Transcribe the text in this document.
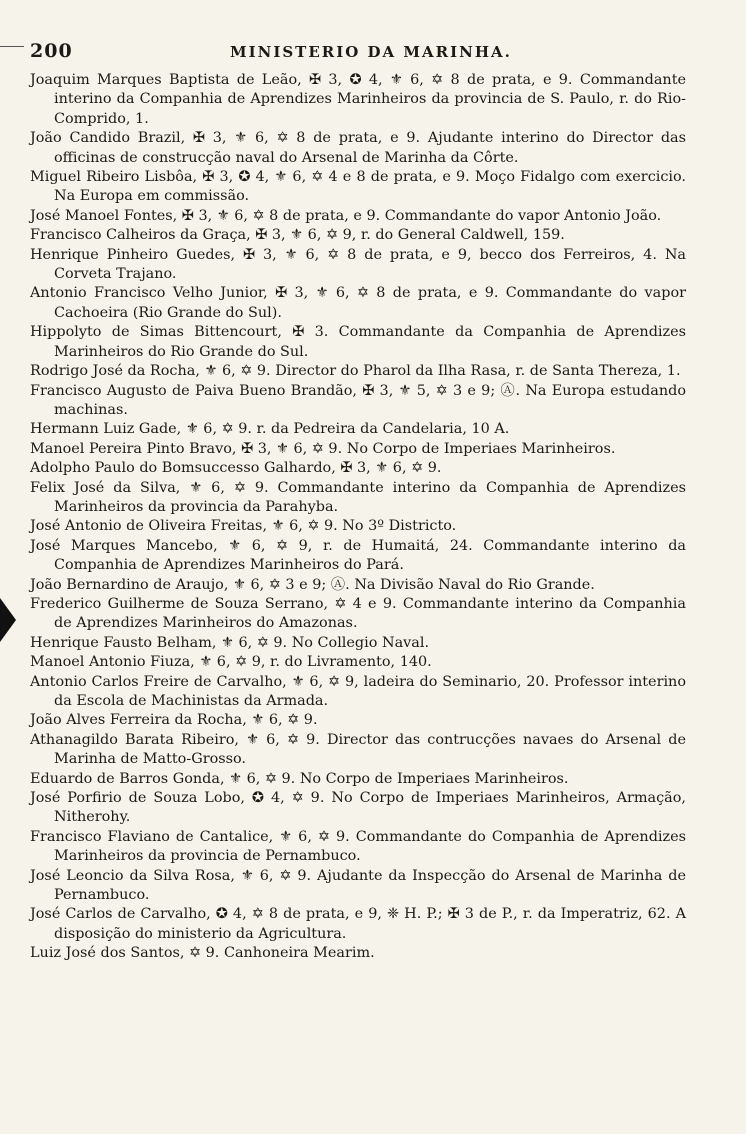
200	MINISTERIO DA MARINHA.

Joaquim Marques Baptista de Leão, ✠ 3, ✪ 4, ⚜ 6, ✡ 8 de prata, e 9. Commandante interino da Companhia de Aprendizes Marinheiros da provincia de S. Paulo, r. do Rio-Comprido, 1.

João Candido Brazil, ✠ 3, ⚜ 6, ✡ 8 de prata, e 9. Ajudante interino do Director das officinas de construcção naval do Arsenal de Marinha da Côrte.

Miguel Ribeiro Lisbôa, ✠ 3, ✪ 4, ⚜ 6, ✡ 4 e 8 de prata, e 9. Moço Fidalgo com exercicio. Na Europa em commissão.

José Manoel Fontes, ✠ 3, ⚜ 6, ✡ 8 de prata, e 9. Commandante do vapor Antonio João.

Francisco Calheiros da Graça, ✠ 3, ⚜ 6, ✡ 9, r. do General Caldwell, 159.

Henrique Pinheiro Guedes, ✠ 3, ⚜ 6, ✡ 8 de prata, e 9, becco dos Ferreiros, 4. Na Corveta Trajano.

Antonio Francisco Velho Junior, ✠ 3, ⚜ 6, ✡ 8 de prata, e 9. Commandante do vapor Cachoeira (Rio Grande do Sul).

Hippolyto de Simas Bittencourt, ✠ 3. Commandante da Companhia de Aprendizes Marinheiros do Rio Grande do Sul.

Rodrigo José da Rocha, ⚜ 6, ✡ 9. Director do Pharol da Ilha Rasa, r. de Santa Thereza, 1.

Francisco Augusto de Paiva Bueno Brandão, ✠ 3, ⚜ 5, ✡ 3 e 9; Ⓐ. Na Europa estudando machinas.

Hermann Luiz Gade, ⚜ 6, ✡ 9. r. da Pedreira da Candelaria, 10 A.

Manoel Pereira Pinto Bravo, ✠ 3, ⚜ 6, ✡ 9. No Corpo de Imperiaes Marinheiros.

Adolpho Paulo do Bomsuccesso Galhardo, ✠ 3, ⚜ 6, ✡ 9.

Felix José da Silva, ⚜ 6, ✡ 9. Commandante interino da Companhia de Aprendizes Marinheiros da provincia da Parahyba.

José Antonio de Oliveira Freitas, ⚜ 6, ✡ 9. No 3º Districto.

José Marques Mancebo, ⚜ 6, ✡ 9, r. de Humaitá, 24. Commandante interino da Companhia de Aprendizes Marinheiros do Pará.

João Bernardino de Araujo, ⚜ 6, ✡ 3 e 9; Ⓐ. Na Divisão Naval do Rio Grande.

Frederico Guilherme de Souza Serrano, ✡ 4 e 9. Commandante interino da Companhia de Aprendizes Marinheiros do Amazonas.

Henrique Fausto Belham, ⚜ 6, ✡ 9. No Collegio Naval.

Manoel Antonio Fiuza, ⚜ 6, ✡ 9, r. do Livramento, 140.

Antonio Carlos Freire de Carvalho, ⚜ 6, ✡ 9, ladeira do Seminario, 20. Professor interino da Escola de Machinistas da Armada.

João Alves Ferreira da Rocha, ⚜ 6, ✡ 9.

Athanagildo Barata Ribeiro, ⚜ 6, ✡ 9. Director das contrucções navaes do Arsenal de Marinha de Matto-Grosso.

Eduardo de Barros Gonda, ⚜ 6, ✡ 9. No Corpo de Imperiaes Marinheiros.

José Porfirio de Souza Lobo, ✪ 4, ✡ 9. No Corpo de Imperiaes Marinheiros, Armação, Nitherohy.

Francisco Flaviano de Cantalice, ⚜ 6, ✡ 9. Commandante do Companhia de Aprendizes Marinheiros da provincia de Pernambuco.

José Leoncio da Silva Rosa, ⚜ 6, ✡ 9. Ajudante da Inspecção do Arsenal de Marinha de Pernambuco.

José Carlos de Carvalho, ✪ 4, ✡ 8 de prata, e 9, ❈ H. P.; ✠ 3 de P., r. da Imperatriz, 62. A disposição do ministerio da Agricultura.

Luiz José dos Santos, ✡ 9. Canhoneira Mearim.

+ + +

Set down every record once more, word for word, without pictures.

Transcribe the text in this document.
200	MINISTERIO DA MARINHA.

Joaquim Marques Baptista de Leão, ✠ 3, ✪ 4, ⚜ 6, ✡ 8 de prata, e 9. Commandante interino da Companhia de Aprendizes Marinheiros da provincia de S. Paulo, r. do Rio-Comprido, 1.

João Candido Brazil, ✠ 3, ⚜ 6, ✡ 8 de prata, e 9. Ajudante interino do Director das officinas de construcção naval do Arsenal de Marinha da Côrte.

Miguel Ribeiro Lisbôa, ✠ 3, ✪ 4, ⚜ 6, ✡ 4 e 8 de prata, e 9. Moço Fidalgo com exercicio. Na Europa em commissão.

José Manoel Fontes, ✠ 3, ⚜ 6, ✡ 8 de prata, e 9. Commandante do vapor Antonio João.

Francisco Calheiros da Graça, ✠ 3, ⚜ 6, ✡ 9, r. do General Caldwell, 159.

Henrique Pinheiro Guedes, ✠ 3, ⚜ 6, ✡ 8 de prata, e 9, becco dos Ferreiros, 4. Na Corveta Trajano.

Antonio Francisco Velho Junior, ✠ 3, ⚜ 6, ✡ 8 de prata, e 9. Commandante do vapor Cachoeira (Rio Grande do Sul).

Hippolyto de Simas Bittencourt, ✠ 3. Commandante da Companhia de Aprendizes Marinheiros do Rio Grande do Sul.

Rodrigo José da Rocha, ⚜ 6, ✡ 9. Director do Pharol da Ilha Rasa, r. de Santa Thereza, 1.

Francisco Augusto de Paiva Bueno Brandão, ✠ 3, ⚜ 5, ✡ 3 e 9; Ⓐ. Na Europa estudando machinas.

Hermann Luiz Gade, ⚜ 6, ✡ 9. r. da Pedreira da Candelaria, 10 A.

Manoel Pereira Pinto Bravo, ✠ 3, ⚜ 6, ✡ 9. No Corpo de Imperiaes Marinheiros.

Adolpho Paulo do Bomsuccesso Galhardo, ✠ 3, ⚜ 6, ✡ 9.

Felix José da Silva, ⚜ 6, ✡ 9. Commandante interino da Companhia de Aprendizes Marinheiros da provincia da Parahyba.

José Antonio de Oliveira Freitas, ⚜ 6, ✡ 9. No 3º Districto.

José Marques Mancebo, ⚜ 6, ✡ 9, r. de Humaitá, 24. Commandante interino da Companhia de Aprendizes Marinheiros do Pará.

João Bernardino de Araujo, ⚜ 6, ✡ 3 e 9; Ⓐ. Na Divisão Naval do Rio Grande.

Frederico Guilherme de Souza Serrano, ✡ 4 e 9. Commandante interino da Companhia de Aprendizes Marinheiros do Amazonas.

Henrique Fausto Belham, ⚜ 6, ✡ 9. No Collegio Naval.

Manoel Antonio Fiuza, ⚜ 6, ✡ 9, r. do Livramento, 140.

Antonio Carlos Freire de Carvalho, ⚜ 6, ✡ 9, ladeira do Seminario, 20. Professor interino da Escola de Machinistas da Armada.

João Alves Ferreira da Rocha, ⚜ 6, ✡ 9.

Athanagildo Barata Ribeiro, ⚜ 6, ✡ 9. Director das contrucções navaes do Arsenal de Marinha de Matto-Grosso.

Eduardo de Barros Gonda, ⚜ 6, ✡ 9. No Corpo de Imperiaes Marinheiros.

José Porfirio de Souza Lobo, ✪ 4, ✡ 9. No Corpo de Imperiaes Marinheiros, Armação, Nitherohy.

Francisco Flaviano de Cantalice, ⚜ 6, ✡ 9. Commandante do Companhia de Aprendizes Marinheiros da provincia de Pernambuco.

José Leoncio da Silva Rosa, ⚜ 6, ✡ 9. Ajudante da Inspecção do Arsenal de Marinha de Pernambuco.

José Carlos de Carvalho, ✪ 4, ✡ 8 de prata, e 9, ❈ H. P.; ✠ 3 de P., r. da Imperatriz, 62. A disposição do ministerio da Agricultura.

Luiz José dos Santos, ✡ 9. Canhoneira Mearim.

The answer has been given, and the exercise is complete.